§ INSTRUCTIONS FOR THE TASK: Track down each line that has the word "this" and copy it.
%%
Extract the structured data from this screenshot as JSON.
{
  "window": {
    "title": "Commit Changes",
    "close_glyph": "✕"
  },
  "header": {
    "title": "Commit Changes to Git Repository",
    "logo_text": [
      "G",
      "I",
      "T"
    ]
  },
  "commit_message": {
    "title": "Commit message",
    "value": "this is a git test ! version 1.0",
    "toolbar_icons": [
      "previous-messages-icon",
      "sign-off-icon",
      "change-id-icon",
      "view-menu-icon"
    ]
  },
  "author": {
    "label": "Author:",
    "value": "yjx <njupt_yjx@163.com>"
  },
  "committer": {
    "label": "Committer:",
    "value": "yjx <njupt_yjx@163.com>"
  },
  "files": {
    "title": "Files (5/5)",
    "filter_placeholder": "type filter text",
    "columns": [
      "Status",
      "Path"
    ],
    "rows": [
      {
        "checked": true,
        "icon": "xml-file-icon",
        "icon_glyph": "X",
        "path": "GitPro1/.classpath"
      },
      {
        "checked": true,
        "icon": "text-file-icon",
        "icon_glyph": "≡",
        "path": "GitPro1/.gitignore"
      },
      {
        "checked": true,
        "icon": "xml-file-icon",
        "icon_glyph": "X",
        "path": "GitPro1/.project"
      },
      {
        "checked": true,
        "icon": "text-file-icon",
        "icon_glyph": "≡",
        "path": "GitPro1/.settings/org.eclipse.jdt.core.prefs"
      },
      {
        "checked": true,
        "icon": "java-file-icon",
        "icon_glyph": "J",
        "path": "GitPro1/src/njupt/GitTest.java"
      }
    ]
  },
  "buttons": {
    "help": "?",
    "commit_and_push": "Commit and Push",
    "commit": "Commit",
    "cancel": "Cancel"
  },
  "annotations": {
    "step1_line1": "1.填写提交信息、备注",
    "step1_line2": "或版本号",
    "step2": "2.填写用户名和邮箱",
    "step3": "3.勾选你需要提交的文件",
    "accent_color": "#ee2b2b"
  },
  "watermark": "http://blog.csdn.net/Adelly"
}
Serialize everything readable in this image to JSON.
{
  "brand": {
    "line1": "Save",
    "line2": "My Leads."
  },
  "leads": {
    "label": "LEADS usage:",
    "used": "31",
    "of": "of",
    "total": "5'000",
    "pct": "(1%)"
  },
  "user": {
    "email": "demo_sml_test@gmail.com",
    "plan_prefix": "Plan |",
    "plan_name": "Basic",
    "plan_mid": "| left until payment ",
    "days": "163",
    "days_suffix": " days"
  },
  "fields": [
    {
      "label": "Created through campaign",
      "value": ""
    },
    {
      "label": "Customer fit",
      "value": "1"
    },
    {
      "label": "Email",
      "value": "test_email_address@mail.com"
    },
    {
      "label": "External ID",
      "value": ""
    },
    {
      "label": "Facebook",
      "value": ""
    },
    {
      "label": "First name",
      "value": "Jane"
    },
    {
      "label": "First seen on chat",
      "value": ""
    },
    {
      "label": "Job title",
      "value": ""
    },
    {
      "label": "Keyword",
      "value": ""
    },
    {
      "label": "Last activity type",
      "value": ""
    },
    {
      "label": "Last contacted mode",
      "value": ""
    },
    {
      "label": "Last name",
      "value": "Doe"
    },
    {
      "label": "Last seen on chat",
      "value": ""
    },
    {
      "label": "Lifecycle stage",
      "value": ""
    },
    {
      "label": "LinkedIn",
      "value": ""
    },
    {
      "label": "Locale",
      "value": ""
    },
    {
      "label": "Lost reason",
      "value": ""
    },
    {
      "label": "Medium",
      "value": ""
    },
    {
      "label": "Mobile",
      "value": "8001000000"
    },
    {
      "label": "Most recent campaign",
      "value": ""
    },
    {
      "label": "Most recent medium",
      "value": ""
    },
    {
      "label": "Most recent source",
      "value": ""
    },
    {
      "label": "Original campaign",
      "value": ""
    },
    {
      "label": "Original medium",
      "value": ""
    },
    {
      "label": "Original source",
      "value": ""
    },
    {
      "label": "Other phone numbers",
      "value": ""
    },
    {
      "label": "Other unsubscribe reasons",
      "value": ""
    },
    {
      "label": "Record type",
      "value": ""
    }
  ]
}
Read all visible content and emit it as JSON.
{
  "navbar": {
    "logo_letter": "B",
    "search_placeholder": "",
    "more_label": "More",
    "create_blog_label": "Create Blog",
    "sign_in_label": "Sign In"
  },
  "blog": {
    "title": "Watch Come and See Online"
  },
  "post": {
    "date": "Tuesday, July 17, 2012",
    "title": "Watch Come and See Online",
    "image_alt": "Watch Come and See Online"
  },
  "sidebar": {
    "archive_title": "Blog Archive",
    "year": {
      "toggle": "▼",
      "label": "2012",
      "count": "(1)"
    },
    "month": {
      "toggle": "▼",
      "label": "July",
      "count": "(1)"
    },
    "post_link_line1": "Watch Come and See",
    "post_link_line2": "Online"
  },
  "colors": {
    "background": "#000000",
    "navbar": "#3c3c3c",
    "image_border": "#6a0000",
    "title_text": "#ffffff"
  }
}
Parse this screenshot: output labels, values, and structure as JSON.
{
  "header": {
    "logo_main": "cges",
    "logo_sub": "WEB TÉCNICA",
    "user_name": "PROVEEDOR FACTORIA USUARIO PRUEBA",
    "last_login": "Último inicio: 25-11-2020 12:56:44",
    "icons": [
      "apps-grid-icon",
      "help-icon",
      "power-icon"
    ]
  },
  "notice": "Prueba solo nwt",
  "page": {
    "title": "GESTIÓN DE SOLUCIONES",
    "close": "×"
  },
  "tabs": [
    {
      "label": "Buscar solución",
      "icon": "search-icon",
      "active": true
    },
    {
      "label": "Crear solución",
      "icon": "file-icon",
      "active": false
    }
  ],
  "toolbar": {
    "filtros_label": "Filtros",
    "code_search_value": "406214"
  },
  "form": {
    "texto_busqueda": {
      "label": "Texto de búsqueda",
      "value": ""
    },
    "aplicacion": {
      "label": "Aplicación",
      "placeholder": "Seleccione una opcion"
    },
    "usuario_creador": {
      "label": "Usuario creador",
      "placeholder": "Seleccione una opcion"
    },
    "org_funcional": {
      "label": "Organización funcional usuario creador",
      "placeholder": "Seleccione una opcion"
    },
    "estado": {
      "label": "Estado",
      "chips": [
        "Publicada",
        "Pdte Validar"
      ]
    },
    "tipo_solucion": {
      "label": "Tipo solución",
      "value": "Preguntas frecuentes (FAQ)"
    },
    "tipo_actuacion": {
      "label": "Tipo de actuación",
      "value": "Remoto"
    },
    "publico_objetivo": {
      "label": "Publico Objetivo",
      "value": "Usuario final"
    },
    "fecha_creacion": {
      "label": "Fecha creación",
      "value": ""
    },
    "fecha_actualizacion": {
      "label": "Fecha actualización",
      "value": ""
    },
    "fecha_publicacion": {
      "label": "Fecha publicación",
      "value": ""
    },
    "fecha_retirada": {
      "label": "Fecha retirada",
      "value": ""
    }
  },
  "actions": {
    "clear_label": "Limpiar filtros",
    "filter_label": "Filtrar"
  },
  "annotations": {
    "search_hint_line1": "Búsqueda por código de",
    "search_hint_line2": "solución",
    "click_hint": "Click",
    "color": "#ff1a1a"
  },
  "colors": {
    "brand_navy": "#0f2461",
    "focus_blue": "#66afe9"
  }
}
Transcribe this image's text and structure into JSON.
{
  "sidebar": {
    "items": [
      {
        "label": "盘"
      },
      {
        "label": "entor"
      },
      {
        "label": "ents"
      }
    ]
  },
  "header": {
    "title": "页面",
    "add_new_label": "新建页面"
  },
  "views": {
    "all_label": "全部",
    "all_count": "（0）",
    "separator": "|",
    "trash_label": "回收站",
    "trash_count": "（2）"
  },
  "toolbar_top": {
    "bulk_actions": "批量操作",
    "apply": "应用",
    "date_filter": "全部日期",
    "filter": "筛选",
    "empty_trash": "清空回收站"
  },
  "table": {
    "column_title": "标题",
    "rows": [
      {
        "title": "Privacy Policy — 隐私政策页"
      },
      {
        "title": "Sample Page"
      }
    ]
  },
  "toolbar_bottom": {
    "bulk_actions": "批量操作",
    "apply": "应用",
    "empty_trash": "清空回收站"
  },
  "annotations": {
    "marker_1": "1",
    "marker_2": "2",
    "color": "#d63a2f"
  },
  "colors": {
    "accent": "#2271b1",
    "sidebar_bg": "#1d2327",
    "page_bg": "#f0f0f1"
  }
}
%%
§ RESPONSE:
Extract the structured data from this screenshot as JSON.
    "value": "this is a git test ! version 1.0",
Serialize everything readable in this image to JSON.
Parse this screenshot: output labels, values, and structure as JSON.
Transcribe this image's text and structure into JSON.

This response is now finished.